Goal of the exercise: Render every line of the entries below as a numbered list, omitting blank lines.

Given data:
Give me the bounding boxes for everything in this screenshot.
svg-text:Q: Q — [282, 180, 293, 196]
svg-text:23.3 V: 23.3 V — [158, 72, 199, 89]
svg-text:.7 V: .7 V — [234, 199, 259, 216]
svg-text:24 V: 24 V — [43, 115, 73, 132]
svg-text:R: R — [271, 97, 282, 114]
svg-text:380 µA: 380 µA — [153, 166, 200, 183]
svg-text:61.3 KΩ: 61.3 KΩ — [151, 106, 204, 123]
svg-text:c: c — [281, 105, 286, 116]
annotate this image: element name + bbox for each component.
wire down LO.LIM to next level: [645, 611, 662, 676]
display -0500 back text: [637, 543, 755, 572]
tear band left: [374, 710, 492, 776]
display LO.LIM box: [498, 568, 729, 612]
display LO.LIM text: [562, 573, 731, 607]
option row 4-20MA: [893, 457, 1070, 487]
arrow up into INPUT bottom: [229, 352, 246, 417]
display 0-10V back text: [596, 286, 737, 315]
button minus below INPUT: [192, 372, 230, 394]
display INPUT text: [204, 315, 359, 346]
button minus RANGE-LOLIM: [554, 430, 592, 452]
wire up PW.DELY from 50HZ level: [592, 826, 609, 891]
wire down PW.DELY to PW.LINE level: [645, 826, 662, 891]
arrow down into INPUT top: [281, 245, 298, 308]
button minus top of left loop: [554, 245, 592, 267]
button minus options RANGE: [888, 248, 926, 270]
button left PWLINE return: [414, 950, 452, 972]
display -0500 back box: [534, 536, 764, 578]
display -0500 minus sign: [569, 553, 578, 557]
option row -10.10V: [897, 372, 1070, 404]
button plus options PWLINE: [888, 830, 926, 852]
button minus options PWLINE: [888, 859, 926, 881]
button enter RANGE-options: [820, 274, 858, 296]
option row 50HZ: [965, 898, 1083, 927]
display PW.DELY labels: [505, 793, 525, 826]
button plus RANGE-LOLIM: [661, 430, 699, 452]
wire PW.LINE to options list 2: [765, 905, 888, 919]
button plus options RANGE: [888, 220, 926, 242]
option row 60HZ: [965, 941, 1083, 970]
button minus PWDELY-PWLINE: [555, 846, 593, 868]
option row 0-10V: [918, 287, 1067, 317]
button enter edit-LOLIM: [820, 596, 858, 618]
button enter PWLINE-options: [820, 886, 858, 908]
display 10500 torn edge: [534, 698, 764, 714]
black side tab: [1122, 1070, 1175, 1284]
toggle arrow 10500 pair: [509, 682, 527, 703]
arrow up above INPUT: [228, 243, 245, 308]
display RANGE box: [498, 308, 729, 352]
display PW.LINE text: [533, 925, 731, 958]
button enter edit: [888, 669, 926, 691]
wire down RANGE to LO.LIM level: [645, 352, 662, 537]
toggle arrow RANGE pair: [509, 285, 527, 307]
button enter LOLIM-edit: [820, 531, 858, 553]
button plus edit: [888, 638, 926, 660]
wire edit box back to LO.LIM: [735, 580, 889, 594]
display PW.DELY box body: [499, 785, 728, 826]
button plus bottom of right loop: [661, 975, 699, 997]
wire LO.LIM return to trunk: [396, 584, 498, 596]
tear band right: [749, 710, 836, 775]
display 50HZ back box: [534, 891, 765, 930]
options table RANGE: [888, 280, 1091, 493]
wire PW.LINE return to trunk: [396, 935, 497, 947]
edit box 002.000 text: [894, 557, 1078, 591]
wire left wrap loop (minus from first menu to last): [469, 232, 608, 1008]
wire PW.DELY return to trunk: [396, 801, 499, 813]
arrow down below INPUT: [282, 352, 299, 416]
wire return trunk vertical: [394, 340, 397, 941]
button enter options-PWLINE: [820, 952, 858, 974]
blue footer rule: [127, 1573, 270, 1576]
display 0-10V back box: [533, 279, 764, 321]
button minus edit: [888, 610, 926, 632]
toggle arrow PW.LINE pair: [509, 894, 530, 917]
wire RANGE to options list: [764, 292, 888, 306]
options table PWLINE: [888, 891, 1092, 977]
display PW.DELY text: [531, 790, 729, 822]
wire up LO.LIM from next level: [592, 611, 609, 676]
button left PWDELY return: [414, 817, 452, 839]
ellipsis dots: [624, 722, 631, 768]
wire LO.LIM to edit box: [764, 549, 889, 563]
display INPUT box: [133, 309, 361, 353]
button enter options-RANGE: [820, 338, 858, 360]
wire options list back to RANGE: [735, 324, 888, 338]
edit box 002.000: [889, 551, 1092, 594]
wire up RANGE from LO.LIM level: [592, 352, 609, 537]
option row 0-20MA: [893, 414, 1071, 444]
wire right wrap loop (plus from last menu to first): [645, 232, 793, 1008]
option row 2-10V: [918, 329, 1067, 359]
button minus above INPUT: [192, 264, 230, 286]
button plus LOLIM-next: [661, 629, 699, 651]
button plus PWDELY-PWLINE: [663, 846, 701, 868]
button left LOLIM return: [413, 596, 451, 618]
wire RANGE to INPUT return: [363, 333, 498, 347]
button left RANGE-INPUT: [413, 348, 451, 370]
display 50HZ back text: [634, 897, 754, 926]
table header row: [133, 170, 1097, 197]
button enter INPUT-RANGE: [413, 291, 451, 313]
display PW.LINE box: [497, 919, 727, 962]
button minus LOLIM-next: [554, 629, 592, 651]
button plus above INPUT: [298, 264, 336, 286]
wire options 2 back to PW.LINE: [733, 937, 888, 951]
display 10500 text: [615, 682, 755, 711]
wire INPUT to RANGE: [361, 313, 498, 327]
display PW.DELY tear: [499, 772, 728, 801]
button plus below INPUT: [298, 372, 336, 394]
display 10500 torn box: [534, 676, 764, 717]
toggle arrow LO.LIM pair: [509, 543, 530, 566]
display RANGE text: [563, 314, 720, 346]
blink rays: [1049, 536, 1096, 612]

Output for this task:
1. Give me the bounding boxes for everything in this screenshot.
2. svg-text:Q: Q — [282, 180, 293, 196]
3. svg-text:23.3 V: 23.3 V — [158, 72, 199, 89]
4. svg-text:.7 V: .7 V — [234, 199, 259, 216]
5. svg-text:24 V: 24 V — [43, 115, 73, 132]
6. svg-text:R: R — [271, 97, 282, 114]
7. svg-text:380 µA: 380 µA — [153, 166, 200, 183]
8. svg-text:61.3 KΩ: 61.3 KΩ — [151, 106, 204, 123]
9. svg-text:c: c — [281, 105, 286, 116]
10. annotate this image: element name + bbox for each component.
11. wire down LO.LIM to next level: [645, 611, 662, 676]
12. display -0500 back text: [637, 543, 755, 572]
13. tear band left: [374, 710, 492, 776]
14. display LO.LIM box: [498, 568, 729, 612]
15. display LO.LIM text: [562, 573, 731, 607]
16. option row 4-20MA: [893, 457, 1070, 487]
17. arrow up into INPUT bottom: [229, 352, 246, 417]
18. display 0-10V back text: [596, 286, 737, 315]
19. button minus below INPUT: [192, 372, 230, 394]
20. display INPUT text: [204, 315, 359, 346]
21. button minus RANGE-LOLIM: [554, 430, 592, 452]
22. wire up PW.DELY from 50HZ level: [592, 826, 609, 891]
23. wire down PW.DELY to PW.LINE level: [645, 826, 662, 891]
24. arrow down into INPUT top: [281, 245, 298, 308]
25. button minus top of left loop: [554, 245, 592, 267]
26. button minus options RANGE: [888, 248, 926, 270]
27. button left PWLINE return: [414, 950, 452, 972]
28. display -0500 back box: [534, 536, 764, 578]
29. display -0500 minus sign: [569, 553, 578, 557]
30. option row -10.10V: [897, 372, 1070, 404]
31. button plus options PWLINE: [888, 830, 926, 852]
32. button minus options PWLINE: [888, 859, 926, 881]
33. button enter RANGE-options: [820, 274, 858, 296]
34. option row 50HZ: [965, 898, 1083, 927]
35. display PW.DELY labels: [505, 793, 525, 826]
36. button plus RANGE-LOLIM: [661, 430, 699, 452]
37. wire PW.LINE to options list 2: [765, 905, 888, 919]
38. button plus options RANGE: [888, 220, 926, 242]
39. option row 60HZ: [965, 941, 1083, 970]
40. button minus PWDELY-PWLINE: [555, 846, 593, 868]
41. option row 0-10V: [918, 287, 1067, 317]
42. button enter edit-LOLIM: [820, 596, 858, 618]
43. button enter PWLINE-options: [820, 886, 858, 908]
44. display 10500 torn edge: [534, 698, 764, 714]
45. black side tab: [1122, 1070, 1175, 1284]
46. toggle arrow 10500 pair: [509, 682, 527, 703]
47. arrow up above INPUT: [228, 243, 245, 308]
48. display RANGE box: [498, 308, 729, 352]
49. display PW.LINE text: [533, 925, 731, 958]
50. button enter edit: [888, 669, 926, 691]
51. wire down RANGE to LO.LIM level: [645, 352, 662, 537]
52. toggle arrow RANGE pair: [509, 285, 527, 307]
53. button enter LOLIM-edit: [820, 531, 858, 553]
54. button plus edit: [888, 638, 926, 660]
55. wire edit box back to LO.LIM: [735, 580, 889, 594]
56. display PW.DELY box body: [499, 785, 728, 826]
57. button plus bottom of right loop: [661, 975, 699, 997]
58. wire LO.LIM return to trunk: [396, 584, 498, 596]
59. tear band right: [749, 710, 836, 775]
60. display 50HZ back box: [534, 891, 765, 930]
61. options table RANGE: [888, 280, 1091, 493]
62. wire PW.LINE return to trunk: [396, 935, 497, 947]
63. edit box 002.000 text: [894, 557, 1078, 591]
64. wire left wrap loop (minus from first menu to last): [469, 232, 608, 1008]
65. wire PW.DELY return to trunk: [396, 801, 499, 813]
66. arrow down below INPUT: [282, 352, 299, 416]
67. wire return trunk vertical: [394, 340, 397, 941]
68. button enter options-PWLINE: [820, 952, 858, 974]
69. blue footer rule: [127, 1573, 270, 1576]
70. display 0-10V back box: [533, 279, 764, 321]
71. button minus edit: [888, 610, 926, 632]
72. toggle arrow PW.LINE pair: [509, 894, 530, 917]
73. wire RANGE to options list: [764, 292, 888, 306]
74. options table PWLINE: [888, 891, 1092, 977]
75. display PW.DELY text: [531, 790, 729, 822]
76. wire up LO.LIM from next level: [592, 611, 609, 676]
77. button left PWDELY return: [414, 817, 452, 839]
78. ellipsis dots: [624, 722, 631, 768]
79. wire LO.LIM to edit box: [764, 549, 889, 563]
80. display INPUT box: [133, 309, 361, 353]
81. button enter options-RANGE: [820, 338, 858, 360]
82. wire options list back to RANGE: [735, 324, 888, 338]
83. edit box 002.000: [889, 551, 1092, 594]
84. wire up RANGE from LO.LIM level: [592, 352, 609, 537]
85. option row 0-20MA: [893, 414, 1071, 444]
86. wire right wrap loop (plus from last menu to first): [645, 232, 793, 1008]
87. option row 2-10V: [918, 329, 1067, 359]
88. button minus above INPUT: [192, 264, 230, 286]
89. button plus LOLIM-next: [661, 629, 699, 651]
90. button plus PWDELY-PWLINE: [663, 846, 701, 868]
91. button left LOLIM return: [413, 596, 451, 618]
92. wire RANGE to INPUT return: [363, 333, 498, 347]
93. button left RANGE-INPUT: [413, 348, 451, 370]
94. display 50HZ back text: [634, 897, 754, 926]
95. table header row: [133, 170, 1097, 197]
96. button enter INPUT-RANGE: [413, 291, 451, 313]
97. display PW.LINE box: [497, 919, 727, 962]
98. button minus LOLIM-next: [554, 629, 592, 651]
99. button plus above INPUT: [298, 264, 336, 286]
100. wire options 2 back to PW.LINE: [733, 937, 888, 951]
101. display 10500 text: [615, 682, 755, 711]
102. wire INPUT to RANGE: [361, 313, 498, 327]
103. display PW.DELY tear: [499, 772, 728, 801]
104. button plus below INPUT: [298, 372, 336, 394]
105. display 10500 torn box: [534, 676, 764, 717]
106. toggle arrow LO.LIM pair: [509, 543, 530, 566]
107. display RANGE text: [563, 314, 720, 346]
108. blink rays: [1049, 536, 1096, 612]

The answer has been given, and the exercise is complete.